Work instructions - Please read the passage on diabetes control below and name the factors the models were adjusted for.

Document passage -
Another finding indicates that controlled FBG is more concentrated among individuals with lower SES in areas with low prevalence. This could be attributed to the decreased demand in regions with low prevalence, potentially leading to increased accessibility to medical services for individuals with lower SES. Consequently, individuals with lower SES may find it easier to utilize the available medical services provided by healthcare centers.

The clear gradient in diabetes control across socioeconomic quintiles, especially noted in the significant findings for the Triple target, FBG, and HbA1c levels, underscores a crucial insight: socioeconomic status plays a significant role in the management of diabetes.

The persistence of this gradient across multiple models, even after adjusting for age, sex, and education, highlights the complex interplay between socioeconomic factors and health, suggesting that barriers to diabetes control extend beyond individual health behaviors to encompass broader social and economic factors.

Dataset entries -
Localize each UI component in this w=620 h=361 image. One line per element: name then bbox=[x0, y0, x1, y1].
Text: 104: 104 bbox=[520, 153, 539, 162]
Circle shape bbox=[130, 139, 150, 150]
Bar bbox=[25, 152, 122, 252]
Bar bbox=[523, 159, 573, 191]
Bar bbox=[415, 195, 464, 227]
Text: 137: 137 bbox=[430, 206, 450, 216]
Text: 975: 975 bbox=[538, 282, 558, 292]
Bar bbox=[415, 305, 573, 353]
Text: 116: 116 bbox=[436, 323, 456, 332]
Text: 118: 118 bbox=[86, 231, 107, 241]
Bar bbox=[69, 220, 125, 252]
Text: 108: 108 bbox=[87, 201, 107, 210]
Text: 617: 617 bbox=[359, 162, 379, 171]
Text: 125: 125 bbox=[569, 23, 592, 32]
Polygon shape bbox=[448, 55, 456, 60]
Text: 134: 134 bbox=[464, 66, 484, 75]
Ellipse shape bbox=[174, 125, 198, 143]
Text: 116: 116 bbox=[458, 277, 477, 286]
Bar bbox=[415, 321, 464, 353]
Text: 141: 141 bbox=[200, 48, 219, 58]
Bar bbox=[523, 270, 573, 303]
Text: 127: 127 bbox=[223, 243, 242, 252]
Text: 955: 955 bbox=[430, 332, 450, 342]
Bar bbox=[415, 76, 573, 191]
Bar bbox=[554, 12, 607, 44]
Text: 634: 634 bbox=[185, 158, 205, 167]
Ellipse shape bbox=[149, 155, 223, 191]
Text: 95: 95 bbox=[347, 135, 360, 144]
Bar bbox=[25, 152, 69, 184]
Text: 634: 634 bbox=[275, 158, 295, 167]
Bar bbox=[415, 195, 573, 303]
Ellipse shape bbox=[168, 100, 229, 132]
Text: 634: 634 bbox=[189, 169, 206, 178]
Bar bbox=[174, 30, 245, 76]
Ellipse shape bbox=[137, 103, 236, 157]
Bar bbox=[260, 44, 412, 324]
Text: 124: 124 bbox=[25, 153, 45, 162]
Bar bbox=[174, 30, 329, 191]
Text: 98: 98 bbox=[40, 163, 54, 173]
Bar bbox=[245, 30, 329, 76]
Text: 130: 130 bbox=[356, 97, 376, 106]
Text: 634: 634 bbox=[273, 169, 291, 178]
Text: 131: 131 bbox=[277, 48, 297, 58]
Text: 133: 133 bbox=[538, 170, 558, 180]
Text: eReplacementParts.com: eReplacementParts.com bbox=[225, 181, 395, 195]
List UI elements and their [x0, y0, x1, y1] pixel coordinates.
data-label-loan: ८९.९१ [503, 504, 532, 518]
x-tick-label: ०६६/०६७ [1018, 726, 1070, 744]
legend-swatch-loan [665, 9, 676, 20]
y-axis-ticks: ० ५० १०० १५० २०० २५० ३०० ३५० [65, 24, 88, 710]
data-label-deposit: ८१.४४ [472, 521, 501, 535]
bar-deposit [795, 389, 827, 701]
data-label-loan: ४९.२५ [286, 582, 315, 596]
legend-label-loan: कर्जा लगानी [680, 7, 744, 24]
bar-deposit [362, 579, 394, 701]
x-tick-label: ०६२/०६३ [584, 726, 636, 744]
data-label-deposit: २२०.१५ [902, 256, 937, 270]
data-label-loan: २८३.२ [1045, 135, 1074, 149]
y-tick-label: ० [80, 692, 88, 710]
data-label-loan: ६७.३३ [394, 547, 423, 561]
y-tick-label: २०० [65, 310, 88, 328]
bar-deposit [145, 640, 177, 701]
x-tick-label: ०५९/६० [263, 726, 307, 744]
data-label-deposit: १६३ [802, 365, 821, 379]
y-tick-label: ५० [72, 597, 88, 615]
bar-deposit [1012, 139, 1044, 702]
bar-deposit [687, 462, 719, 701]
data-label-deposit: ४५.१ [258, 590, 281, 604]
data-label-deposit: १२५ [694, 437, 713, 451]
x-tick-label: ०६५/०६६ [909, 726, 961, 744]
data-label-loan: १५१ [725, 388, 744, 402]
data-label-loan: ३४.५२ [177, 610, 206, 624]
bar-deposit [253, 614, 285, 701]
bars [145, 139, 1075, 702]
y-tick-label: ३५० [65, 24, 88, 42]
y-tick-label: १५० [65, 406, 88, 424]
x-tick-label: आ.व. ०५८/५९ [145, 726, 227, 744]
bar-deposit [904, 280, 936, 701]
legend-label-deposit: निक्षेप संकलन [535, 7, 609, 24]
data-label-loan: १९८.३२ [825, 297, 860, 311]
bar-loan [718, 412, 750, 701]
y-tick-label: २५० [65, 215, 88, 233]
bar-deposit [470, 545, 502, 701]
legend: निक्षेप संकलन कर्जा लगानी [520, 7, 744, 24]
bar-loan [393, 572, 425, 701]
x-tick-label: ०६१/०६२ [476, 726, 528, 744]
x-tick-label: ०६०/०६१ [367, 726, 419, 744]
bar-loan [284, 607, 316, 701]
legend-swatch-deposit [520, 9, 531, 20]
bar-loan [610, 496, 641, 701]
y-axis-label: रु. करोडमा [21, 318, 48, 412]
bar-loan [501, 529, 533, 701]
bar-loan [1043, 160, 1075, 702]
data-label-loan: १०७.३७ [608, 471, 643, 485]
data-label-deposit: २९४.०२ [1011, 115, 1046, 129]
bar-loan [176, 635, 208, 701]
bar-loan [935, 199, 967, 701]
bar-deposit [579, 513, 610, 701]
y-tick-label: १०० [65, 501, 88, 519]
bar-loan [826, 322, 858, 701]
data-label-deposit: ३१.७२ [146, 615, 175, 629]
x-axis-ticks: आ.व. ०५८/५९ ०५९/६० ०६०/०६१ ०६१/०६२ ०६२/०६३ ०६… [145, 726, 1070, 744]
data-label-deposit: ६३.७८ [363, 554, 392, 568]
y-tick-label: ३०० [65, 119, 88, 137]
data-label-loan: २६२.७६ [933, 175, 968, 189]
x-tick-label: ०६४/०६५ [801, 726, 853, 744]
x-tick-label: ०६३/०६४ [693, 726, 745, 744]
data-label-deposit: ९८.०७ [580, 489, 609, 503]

Written solution - Age, sex, and education.